Records from a dataset
________________________

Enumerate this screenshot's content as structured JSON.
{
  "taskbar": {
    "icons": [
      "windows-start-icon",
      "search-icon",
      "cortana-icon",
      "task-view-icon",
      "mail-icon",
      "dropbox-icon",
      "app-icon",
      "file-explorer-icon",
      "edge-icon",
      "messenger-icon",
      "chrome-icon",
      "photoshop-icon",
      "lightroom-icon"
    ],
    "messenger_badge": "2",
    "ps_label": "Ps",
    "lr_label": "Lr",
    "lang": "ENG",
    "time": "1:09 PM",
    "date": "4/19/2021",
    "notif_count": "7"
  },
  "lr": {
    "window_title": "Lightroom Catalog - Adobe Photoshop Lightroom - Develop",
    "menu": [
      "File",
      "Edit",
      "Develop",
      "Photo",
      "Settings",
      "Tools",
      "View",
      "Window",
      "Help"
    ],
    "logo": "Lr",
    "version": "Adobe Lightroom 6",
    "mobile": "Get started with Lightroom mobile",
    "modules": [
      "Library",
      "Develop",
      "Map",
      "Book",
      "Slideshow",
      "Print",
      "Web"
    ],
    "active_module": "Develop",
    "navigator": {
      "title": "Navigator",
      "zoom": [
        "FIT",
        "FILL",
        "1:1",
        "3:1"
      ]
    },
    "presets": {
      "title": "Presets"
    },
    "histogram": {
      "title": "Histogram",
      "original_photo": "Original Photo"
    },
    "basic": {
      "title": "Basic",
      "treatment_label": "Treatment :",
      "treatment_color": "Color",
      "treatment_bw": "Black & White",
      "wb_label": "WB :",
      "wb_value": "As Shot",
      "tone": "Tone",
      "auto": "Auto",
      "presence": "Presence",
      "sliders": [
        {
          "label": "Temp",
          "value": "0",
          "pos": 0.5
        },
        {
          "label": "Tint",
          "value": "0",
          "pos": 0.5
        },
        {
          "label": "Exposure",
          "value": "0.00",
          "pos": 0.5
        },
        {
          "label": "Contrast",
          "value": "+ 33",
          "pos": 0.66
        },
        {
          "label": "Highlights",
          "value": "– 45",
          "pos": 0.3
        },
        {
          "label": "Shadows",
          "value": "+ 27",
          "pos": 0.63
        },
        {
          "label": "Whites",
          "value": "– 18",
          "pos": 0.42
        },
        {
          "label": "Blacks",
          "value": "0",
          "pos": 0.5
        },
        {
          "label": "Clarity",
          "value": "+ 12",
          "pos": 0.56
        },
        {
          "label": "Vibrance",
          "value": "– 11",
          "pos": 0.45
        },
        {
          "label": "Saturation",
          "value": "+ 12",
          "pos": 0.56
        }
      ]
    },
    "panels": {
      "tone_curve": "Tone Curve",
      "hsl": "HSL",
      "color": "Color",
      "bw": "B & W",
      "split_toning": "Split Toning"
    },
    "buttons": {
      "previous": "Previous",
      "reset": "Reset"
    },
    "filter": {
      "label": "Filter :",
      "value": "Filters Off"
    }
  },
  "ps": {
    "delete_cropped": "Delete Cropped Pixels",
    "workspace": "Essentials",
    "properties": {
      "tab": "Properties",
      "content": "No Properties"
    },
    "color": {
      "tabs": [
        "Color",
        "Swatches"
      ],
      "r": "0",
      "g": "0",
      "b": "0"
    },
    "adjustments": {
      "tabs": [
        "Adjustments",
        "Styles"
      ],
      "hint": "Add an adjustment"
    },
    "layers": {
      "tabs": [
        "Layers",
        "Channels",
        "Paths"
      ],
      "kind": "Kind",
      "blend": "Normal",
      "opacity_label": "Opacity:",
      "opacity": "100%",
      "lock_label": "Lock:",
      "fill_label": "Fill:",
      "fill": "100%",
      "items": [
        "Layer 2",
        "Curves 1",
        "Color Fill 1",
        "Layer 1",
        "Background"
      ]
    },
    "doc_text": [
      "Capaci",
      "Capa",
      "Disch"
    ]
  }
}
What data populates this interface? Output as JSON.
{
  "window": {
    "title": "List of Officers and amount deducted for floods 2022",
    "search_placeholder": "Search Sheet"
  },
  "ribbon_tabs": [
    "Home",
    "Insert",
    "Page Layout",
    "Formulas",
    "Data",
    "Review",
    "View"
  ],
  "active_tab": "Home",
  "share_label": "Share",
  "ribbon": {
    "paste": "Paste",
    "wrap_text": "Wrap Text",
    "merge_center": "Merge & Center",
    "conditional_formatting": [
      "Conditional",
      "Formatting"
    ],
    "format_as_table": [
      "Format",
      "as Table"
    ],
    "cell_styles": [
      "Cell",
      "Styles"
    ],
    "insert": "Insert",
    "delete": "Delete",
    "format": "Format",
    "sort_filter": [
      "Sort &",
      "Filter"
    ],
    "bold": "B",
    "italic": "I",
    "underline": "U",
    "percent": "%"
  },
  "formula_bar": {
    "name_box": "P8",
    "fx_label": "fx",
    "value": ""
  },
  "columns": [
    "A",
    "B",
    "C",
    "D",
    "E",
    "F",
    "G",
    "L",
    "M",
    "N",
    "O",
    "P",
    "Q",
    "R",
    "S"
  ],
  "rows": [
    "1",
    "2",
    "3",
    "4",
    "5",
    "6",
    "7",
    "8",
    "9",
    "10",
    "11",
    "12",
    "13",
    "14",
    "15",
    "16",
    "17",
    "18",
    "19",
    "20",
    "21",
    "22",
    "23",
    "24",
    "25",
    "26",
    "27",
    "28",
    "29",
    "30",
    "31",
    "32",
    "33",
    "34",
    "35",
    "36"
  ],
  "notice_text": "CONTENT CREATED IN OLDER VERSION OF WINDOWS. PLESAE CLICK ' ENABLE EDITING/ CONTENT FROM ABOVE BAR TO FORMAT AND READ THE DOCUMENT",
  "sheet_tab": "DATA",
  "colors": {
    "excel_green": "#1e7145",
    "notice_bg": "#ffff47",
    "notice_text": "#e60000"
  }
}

________________________

Transcribe the full listing above without leaving anything out.

Enumerate this screenshot's content as structured JSON.
{
  "taskbar": {
    "icons": [
      "windows-start-icon",
      "search-icon",
      "cortana-icon",
      "task-view-icon",
      "mail-icon",
      "dropbox-icon",
      "app-icon",
      "file-explorer-icon",
      "edge-icon",
      "messenger-icon",
      "chrome-icon",
      "photoshop-icon",
      "lightroom-icon"
    ],
    "messenger_badge": "2",
    "ps_label": "Ps",
    "lr_label": "Lr",
    "lang": "ENG",
    "time": "1:09 PM",
    "date": "4/19/2021",
    "notif_count": "7"
  },
  "lr": {
    "window_title": "Lightroom Catalog - Adobe Photoshop Lightroom - Develop",
    "menu": [
      "File",
      "Edit",
      "Develop",
      "Photo",
      "Settings",
      "Tools",
      "View",
      "Window",
      "Help"
    ],
    "logo": "Lr",
    "version": "Adobe Lightroom 6",
    "mobile": "Get started with Lightroom mobile",
    "modules": [
      "Library",
      "Develop",
      "Map",
      "Book",
      "Slideshow",
      "Print",
      "Web"
    ],
    "active_module": "Develop",
    "navigator": {
      "title": "Navigator",
      "zoom": [
        "FIT",
        "FILL",
        "1:1",
        "3:1"
      ]
    },
    "presets": {
      "title": "Presets"
    },
    "histogram": {
      "title": "Histogram",
      "original_photo": "Original Photo"
    },
    "basic": {
      "title": "Basic",
      "treatment_label": "Treatment :",
      "treatment_color": "Color",
      "treatment_bw": "Black & White",
      "wb_label": "WB :",
      "wb_value": "As Shot",
      "tone": "Tone",
      "auto": "Auto",
      "presence": "Presence",
      "sliders": [
        {
          "label": "Temp",
          "value": "0",
          "pos": 0.5
        },
        {
          "label": "Tint",
          "value": "0",
          "pos": 0.5
        },
        {
          "label": "Exposure",
          "value": "0.00",
          "pos": 0.5
        },
        {
          "label": "Contrast",
          "value": "+ 33",
          "pos": 0.66
        },
        {
          "label": "Highlights",
          "value": "– 45",
          "pos": 0.3
        },
        {
          "label": "Shadows",
          "value": "+ 27",
          "pos": 0.63
        },
        {
          "label": "Whites",
          "value": "– 18",
          "pos": 0.42
        },
        {
          "label": "Blacks",
          "value": "0",
          "pos": 0.5
        },
        {
          "label": "Clarity",
          "value": "+ 12",
          "pos": 0.56
        },
        {
          "label": "Vibrance",
          "value": "– 11",
          "pos": 0.45
        },
        {
          "label": "Saturation",
          "value": "+ 12",
          "pos": 0.56
        }
      ]
    },
    "panels": {
      "tone_curve": "Tone Curve",
      "hsl": "HSL",
      "color": "Color",
      "bw": "B & W",
      "split_toning": "Split Toning"
    },
    "buttons": {
      "previous": "Previous",
      "reset": "Reset"
    },
    "filter": {
      "label": "Filter :",
      "value": "Filters Off"
    }
  },
  "ps": {
    "delete_cropped": "Delete Cropped Pixels",
    "workspace": "Essentials",
    "properties": {
      "tab": "Properties",
      "content": "No Properties"
    },
    "color": {
      "tabs": [
        "Color",
        "Swatches"
      ],
      "r": "0",
      "g": "0",
      "b": "0"
    },
    "adjustments": {
      "tabs": [
        "Adjustments",
        "Styles"
      ],
      "hint": "Add an adjustment"
    },
    "layers": {
      "tabs": [
        "Layers",
        "Channels",
        "Paths"
      ],
      "kind": "Kind",
      "blend": "Normal",
      "opacity_label": "Opacity:",
      "opacity": "100%",
      "lock_label": "Lock:",
      "fill_label": "Fill:",
      "fill": "100%",
      "items": [
        "Layer 2",
        "Curves 1",
        "Color Fill 1",
        "Layer 1",
        "Background"
      ]
    },
    "doc_text": [
      "Capaci",
      "Capa",
      "Disch"
    ]
  }
}
What data populates this interface? Output as JSON.
{
  "window": {
    "title": "List of Officers and amount deducted for floods 2022",
    "search_placeholder": "Search Sheet"
  },
  "ribbon_tabs": [
    "Home",
    "Insert",
    "Page Layout",
    "Formulas",
    "Data",
    "Review",
    "View"
  ],
  "active_tab": "Home",
  "share_label": "Share",
  "ribbon": {
    "paste": "Paste",
    "wrap_text": "Wrap Text",
    "merge_center": "Merge & Center",
    "conditional_formatting": [
      "Conditional",
      "Formatting"
    ],
    "format_as_table": [
      "Format",
      "as Table"
    ],
    "cell_styles": [
      "Cell",
      "Styles"
    ],
    "insert": "Insert",
    "delete": "Delete",
    "format": "Format",
    "sort_filter": [
      "Sort &",
      "Filter"
    ],
    "bold": "B",
    "italic": "I",
    "underline": "U",
    "percent": "%"
  },
  "formula_bar": {
    "name_box": "P8",
    "fx_label": "fx",
    "value": ""
  },
  "columns": [
    "A",
    "B",
    "C",
    "D",
    "E",
    "F",
    "G",
    "L",
    "M",
    "N",
    "O",
    "P",
    "Q",
    "R",
    "S"
  ],
  "rows": [
    "1",
    "2",
    "3",
    "4",
    "5",
    "6",
    "7",
    "8",
    "9",
    "10",
    "11",
    "12",
    "13",
    "14",
    "15",
    "16",
    "17",
    "18",
    "19",
    "20",
    "21",
    "22",
    "23",
    "24",
    "25",
    "26",
    "27",
    "28",
    "29",
    "30",
    "31",
    "32",
    "33",
    "34",
    "35",
    "36"
  ],
  "notice_text": "CONTENT CREATED IN OLDER VERSION OF WINDOWS. PLESAE CLICK ' ENABLE EDITING/ CONTENT FROM ABOVE BAR TO FORMAT AND READ THE DOCUMENT",
  "sheet_tab": "DATA",
  "colors": {
    "excel_green": "#1e7145",
    "notice_bg": "#ffff47",
    "notice_text": "#e60000"
  }
}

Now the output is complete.